[Stored dataset items]

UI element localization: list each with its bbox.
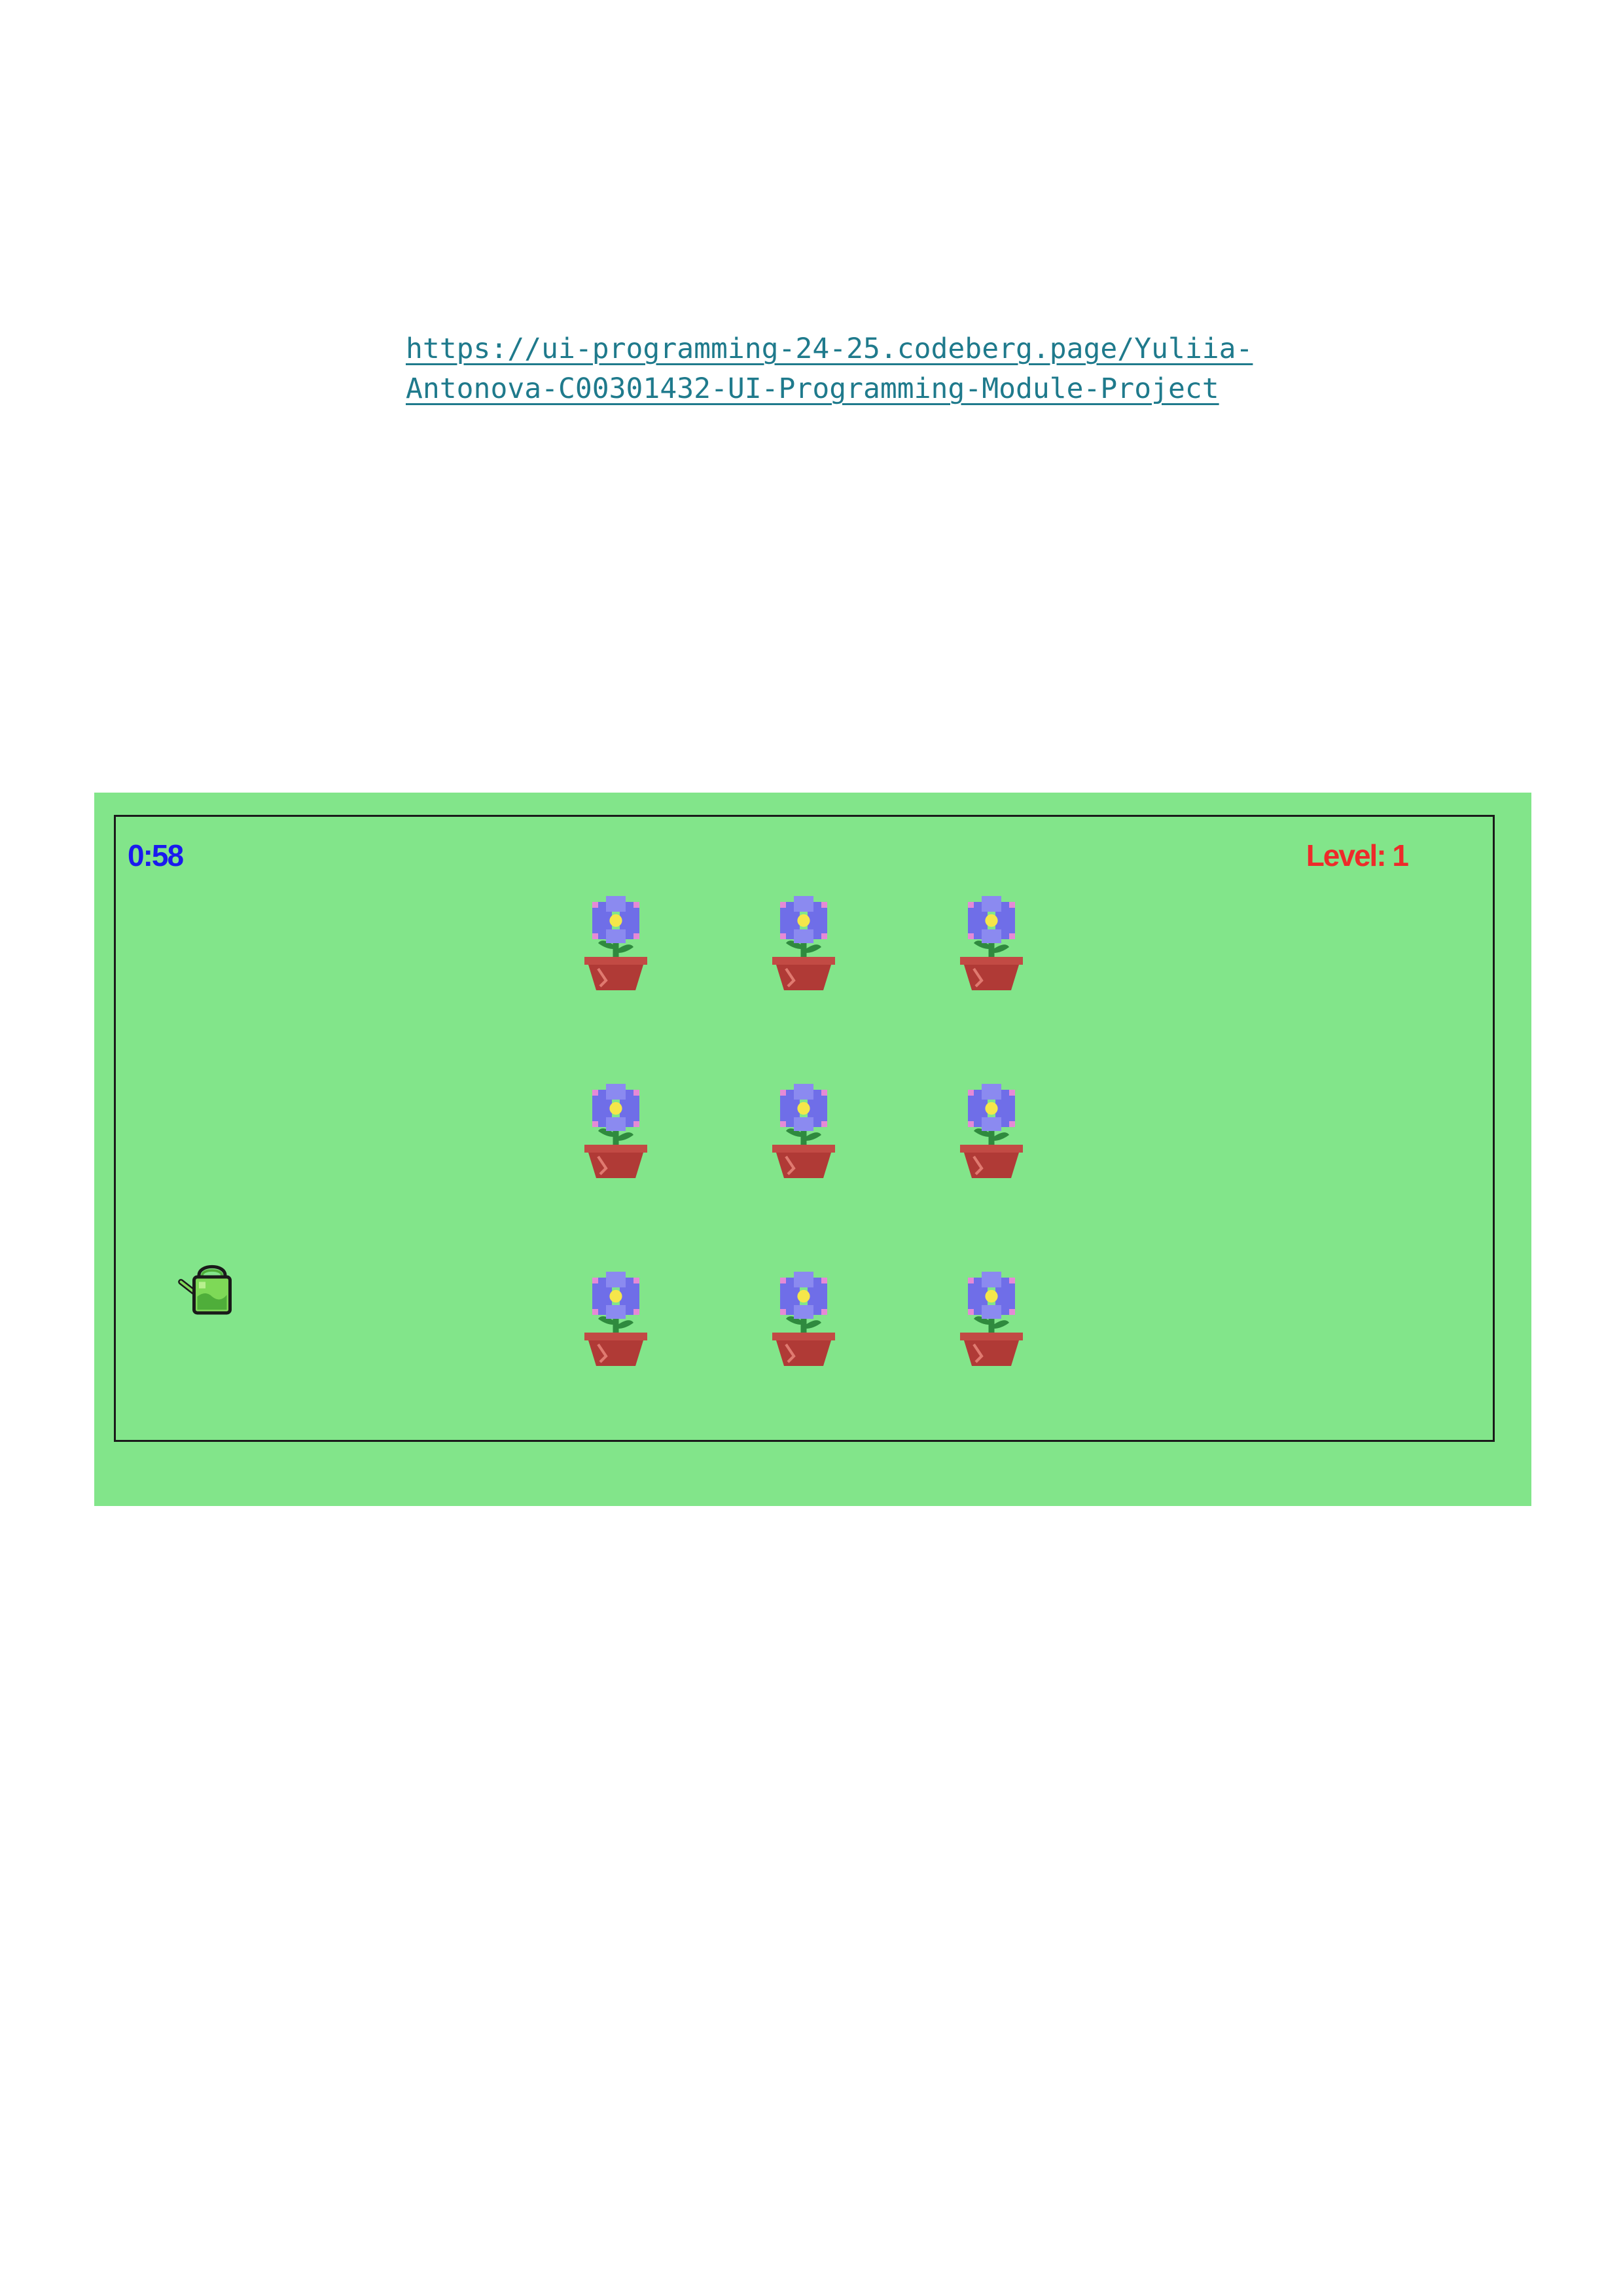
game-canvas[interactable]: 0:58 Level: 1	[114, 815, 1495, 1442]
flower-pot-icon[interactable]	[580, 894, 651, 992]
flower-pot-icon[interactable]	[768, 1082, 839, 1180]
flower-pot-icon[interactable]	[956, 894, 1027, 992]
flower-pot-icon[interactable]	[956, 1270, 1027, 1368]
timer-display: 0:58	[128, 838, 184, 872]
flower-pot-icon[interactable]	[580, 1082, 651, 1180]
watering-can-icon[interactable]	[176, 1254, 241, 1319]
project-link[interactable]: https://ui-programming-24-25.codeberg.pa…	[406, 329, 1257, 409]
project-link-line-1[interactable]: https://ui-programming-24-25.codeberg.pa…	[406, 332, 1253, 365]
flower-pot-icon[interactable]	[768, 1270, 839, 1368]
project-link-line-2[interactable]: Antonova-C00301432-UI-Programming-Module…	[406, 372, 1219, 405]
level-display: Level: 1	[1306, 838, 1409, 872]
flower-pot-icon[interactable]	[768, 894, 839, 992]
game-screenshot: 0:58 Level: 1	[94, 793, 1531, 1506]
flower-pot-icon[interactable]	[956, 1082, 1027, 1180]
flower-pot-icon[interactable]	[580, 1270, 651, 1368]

- **Exercise prompt**
Rewrite all of the rows above with "flower-pot-icon" replaced by "plant-pot-icon" and everything else unchanged. Leave the pictures out of your answer.

- **Expected output**
UI element localization: list each with its bbox.
game-canvas[interactable]: 0:58 Level: 1	[114, 815, 1495, 1442]
plant-pot-icon[interactable]	[580, 894, 651, 992]
plant-pot-icon[interactable]	[768, 1082, 839, 1180]
plant-pot-icon[interactable]	[956, 894, 1027, 992]
plant-pot-icon[interactable]	[956, 1270, 1027, 1368]
timer-display: 0:58	[128, 838, 184, 872]
plant-pot-icon[interactable]	[580, 1082, 651, 1180]
watering-can-icon[interactable]	[176, 1254, 241, 1319]
project-link[interactable]: https://ui-programming-24-25.codeberg.pa…	[406, 329, 1257, 409]
project-link-line-1[interactable]: https://ui-programming-24-25.codeberg.pa…	[406, 332, 1253, 365]
plant-pot-icon[interactable]	[768, 1270, 839, 1368]
project-link-line-2[interactable]: Antonova-C00301432-UI-Programming-Module…	[406, 372, 1219, 405]
level-display: Level: 1	[1306, 838, 1409, 872]
plant-pot-icon[interactable]	[768, 894, 839, 992]
game-screenshot: 0:58 Level: 1	[94, 793, 1531, 1506]
plant-pot-icon[interactable]	[956, 1082, 1027, 1180]
plant-pot-icon[interactable]	[580, 1270, 651, 1368]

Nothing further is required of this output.